» **RECORDS FOR THIS EXERCISE**:
----

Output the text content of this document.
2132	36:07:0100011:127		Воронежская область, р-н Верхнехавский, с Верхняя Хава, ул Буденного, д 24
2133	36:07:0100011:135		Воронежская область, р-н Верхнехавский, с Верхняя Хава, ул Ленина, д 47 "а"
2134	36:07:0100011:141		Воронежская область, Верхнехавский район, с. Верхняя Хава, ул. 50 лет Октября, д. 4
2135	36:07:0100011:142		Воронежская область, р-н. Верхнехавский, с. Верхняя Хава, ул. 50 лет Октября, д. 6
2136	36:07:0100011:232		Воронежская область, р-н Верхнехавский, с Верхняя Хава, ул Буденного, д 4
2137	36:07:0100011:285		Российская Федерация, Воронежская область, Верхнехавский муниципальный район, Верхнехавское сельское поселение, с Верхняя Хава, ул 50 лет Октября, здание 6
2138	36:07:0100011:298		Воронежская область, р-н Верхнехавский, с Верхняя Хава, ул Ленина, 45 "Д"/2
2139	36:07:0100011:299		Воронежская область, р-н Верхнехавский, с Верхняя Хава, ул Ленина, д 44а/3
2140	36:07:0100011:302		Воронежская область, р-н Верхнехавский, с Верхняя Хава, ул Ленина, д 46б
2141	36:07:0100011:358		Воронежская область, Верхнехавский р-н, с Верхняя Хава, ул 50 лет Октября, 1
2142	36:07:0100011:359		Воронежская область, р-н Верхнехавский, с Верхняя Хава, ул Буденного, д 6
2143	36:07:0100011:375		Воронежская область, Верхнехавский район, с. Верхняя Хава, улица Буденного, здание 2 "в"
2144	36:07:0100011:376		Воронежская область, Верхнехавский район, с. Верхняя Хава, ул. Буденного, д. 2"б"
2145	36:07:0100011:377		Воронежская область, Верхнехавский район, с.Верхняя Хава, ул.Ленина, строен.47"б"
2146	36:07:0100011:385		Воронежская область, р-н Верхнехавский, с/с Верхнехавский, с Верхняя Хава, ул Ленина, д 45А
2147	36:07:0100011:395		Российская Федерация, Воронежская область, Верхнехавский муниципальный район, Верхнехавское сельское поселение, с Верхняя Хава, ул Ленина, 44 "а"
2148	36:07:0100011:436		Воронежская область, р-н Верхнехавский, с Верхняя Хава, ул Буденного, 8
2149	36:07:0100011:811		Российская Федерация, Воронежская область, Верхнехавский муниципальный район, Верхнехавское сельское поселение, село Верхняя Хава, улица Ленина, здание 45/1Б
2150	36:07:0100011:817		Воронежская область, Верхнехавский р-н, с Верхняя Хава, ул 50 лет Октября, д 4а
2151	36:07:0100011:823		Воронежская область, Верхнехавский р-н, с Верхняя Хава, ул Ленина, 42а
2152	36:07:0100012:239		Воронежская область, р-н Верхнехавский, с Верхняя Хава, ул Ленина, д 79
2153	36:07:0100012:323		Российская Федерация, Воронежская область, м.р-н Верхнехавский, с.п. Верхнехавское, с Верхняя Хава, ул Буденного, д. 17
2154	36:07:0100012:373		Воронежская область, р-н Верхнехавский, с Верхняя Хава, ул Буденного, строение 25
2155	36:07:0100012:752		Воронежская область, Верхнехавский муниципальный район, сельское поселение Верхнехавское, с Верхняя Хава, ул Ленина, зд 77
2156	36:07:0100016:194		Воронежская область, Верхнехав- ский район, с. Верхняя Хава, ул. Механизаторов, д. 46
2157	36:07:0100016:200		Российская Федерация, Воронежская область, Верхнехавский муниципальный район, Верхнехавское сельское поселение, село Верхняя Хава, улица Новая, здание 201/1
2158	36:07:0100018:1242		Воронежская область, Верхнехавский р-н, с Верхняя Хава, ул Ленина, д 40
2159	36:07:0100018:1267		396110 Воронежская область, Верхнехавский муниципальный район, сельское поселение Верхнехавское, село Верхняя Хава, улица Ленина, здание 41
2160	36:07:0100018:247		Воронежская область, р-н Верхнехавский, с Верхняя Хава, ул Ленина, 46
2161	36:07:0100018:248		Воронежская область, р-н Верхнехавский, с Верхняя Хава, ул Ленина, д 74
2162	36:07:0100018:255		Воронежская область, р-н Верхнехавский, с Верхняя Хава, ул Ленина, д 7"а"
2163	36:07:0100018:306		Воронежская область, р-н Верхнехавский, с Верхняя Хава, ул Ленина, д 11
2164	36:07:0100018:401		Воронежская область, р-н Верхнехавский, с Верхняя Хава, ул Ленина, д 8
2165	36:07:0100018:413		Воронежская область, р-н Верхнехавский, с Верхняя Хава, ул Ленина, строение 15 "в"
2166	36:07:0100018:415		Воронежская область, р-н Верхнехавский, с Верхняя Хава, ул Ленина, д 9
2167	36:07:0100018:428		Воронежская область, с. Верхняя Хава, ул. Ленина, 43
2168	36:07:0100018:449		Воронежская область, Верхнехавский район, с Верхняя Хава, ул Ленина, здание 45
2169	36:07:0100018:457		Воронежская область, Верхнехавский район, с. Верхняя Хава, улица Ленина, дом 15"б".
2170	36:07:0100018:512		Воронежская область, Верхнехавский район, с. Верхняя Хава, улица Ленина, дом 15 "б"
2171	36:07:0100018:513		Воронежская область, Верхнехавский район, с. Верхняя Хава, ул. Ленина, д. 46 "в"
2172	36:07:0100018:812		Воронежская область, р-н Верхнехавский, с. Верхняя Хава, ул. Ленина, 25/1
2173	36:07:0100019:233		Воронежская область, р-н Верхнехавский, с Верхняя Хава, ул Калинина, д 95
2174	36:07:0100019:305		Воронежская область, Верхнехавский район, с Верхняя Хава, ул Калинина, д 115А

----

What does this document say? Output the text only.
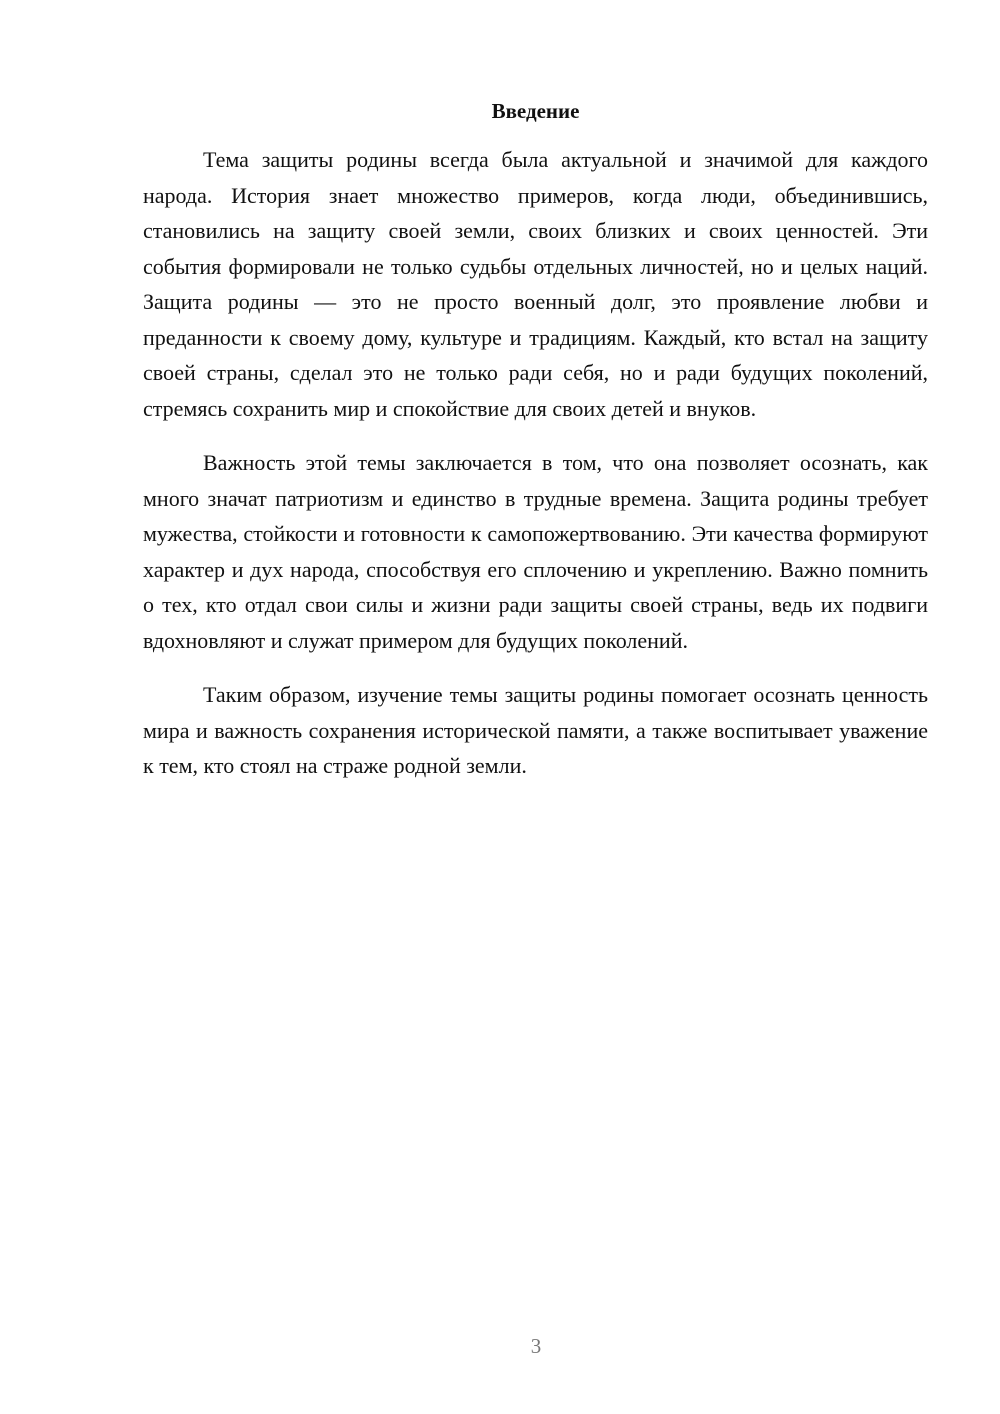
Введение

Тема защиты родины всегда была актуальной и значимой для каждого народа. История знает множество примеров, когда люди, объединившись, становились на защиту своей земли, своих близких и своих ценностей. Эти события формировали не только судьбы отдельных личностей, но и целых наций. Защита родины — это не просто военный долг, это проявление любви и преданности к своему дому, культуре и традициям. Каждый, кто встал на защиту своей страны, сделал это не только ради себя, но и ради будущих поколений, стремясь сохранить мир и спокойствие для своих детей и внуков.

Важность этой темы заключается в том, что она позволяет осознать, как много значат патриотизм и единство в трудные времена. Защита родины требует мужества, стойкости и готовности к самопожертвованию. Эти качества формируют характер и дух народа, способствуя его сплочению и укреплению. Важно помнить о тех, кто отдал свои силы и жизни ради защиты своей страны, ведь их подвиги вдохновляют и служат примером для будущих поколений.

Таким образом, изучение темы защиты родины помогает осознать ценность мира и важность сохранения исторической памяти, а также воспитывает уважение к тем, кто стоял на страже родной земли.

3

----

» **WRITTEN PROBLEM**:
How many of the lines above include the word "сельское"? Respond with the number alone.

» **THE REPLY**:
6